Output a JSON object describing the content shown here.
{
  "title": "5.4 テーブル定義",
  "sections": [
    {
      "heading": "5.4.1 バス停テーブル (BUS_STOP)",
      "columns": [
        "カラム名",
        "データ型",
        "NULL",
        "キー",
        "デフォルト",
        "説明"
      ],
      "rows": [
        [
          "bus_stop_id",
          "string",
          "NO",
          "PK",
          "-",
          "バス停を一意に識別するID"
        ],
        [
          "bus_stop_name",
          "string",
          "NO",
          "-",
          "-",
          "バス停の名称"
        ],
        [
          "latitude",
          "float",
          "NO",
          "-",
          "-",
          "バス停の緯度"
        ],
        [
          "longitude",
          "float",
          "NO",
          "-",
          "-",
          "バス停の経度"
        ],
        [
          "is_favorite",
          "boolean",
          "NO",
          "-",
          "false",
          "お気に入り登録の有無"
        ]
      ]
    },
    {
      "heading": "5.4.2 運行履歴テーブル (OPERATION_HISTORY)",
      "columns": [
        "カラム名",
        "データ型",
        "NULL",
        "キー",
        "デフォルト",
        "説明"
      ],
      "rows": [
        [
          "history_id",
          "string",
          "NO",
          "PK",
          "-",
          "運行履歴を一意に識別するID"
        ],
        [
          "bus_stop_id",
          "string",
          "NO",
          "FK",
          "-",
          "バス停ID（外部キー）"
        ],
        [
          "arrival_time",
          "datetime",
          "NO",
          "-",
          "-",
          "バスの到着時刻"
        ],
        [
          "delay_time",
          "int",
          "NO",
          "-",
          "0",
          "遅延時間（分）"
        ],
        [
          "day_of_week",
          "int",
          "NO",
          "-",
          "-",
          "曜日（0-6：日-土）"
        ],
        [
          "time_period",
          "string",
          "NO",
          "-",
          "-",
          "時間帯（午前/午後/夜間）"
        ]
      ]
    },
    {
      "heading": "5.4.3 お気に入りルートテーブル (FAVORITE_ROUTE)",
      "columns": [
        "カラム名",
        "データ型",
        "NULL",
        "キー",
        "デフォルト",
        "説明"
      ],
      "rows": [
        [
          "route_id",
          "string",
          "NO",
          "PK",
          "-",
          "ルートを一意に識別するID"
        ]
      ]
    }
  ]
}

·····

* _TASK STATEMENT_
Retype the material above, line by line, exactly.

* _EXPECTED ANSWER_
Output a JSON object describing the content shown here.
{
  "title": "5.4 テーブル定義",
  "sections": [
    {
      "heading": "5.4.1 バス停テーブル (BUS_STOP)",
      "columns": [
        "カラム名",
        "データ型",
        "NULL",
        "キー",
        "デフォルト",
        "説明"
      ],
      "rows": [
        [
          "bus_stop_id",
          "string",
          "NO",
          "PK",
          "-",
          "バス停を一意に識別するID"
        ],
        [
          "bus_stop_name",
          "string",
          "NO",
          "-",
          "-",
          "バス停の名称"
        ],
        [
          "latitude",
          "float",
          "NO",
          "-",
          "-",
          "バス停の緯度"
        ],
        [
          "longitude",
          "float",
          "NO",
          "-",
          "-",
          "バス停の経度"
        ],
        [
          "is_favorite",
          "boolean",
          "NO",
          "-",
          "false",
          "お気に入り登録の有無"
        ]
      ]
    },
    {
      "heading": "5.4.2 運行履歴テーブル (OPERATION_HISTORY)",
      "columns": [
        "カラム名",
        "データ型",
        "NULL",
        "キー",
        "デフォルト",
        "説明"
      ],
      "rows": [
        [
          "history_id",
          "string",
          "NO",
          "PK",
          "-",
          "運行履歴を一意に識別するID"
        ],
        [
          "bus_stop_id",
          "string",
          "NO",
          "FK",
          "-",
          "バス停ID（外部キー）"
        ],
        [
          "arrival_time",
          "datetime",
          "NO",
          "-",
          "-",
          "バスの到着時刻"
        ],
        [
          "delay_time",
          "int",
          "NO",
          "-",
          "0",
          "遅延時間（分）"
        ],
        [
          "day_of_week",
          "int",
          "NO",
          "-",
          "-",
          "曜日（0-6：日-土）"
        ],
        [
          "time_period",
          "string",
          "NO",
          "-",
          "-",
          "時間帯（午前/午後/夜間）"
        ]
      ]
    },
    {
      "heading": "5.4.3 お気に入りルートテーブル (FAVORITE_ROUTE)",
      "columns": [
        "カラム名",
        "データ型",
        "NULL",
        "キー",
        "デフォルト",
        "説明"
      ],
      "rows": [
        [
          "route_id",
          "string",
          "NO",
          "PK",
          "-",
          "ルートを一意に識別するID"
        ]
      ]
    }
  ]
}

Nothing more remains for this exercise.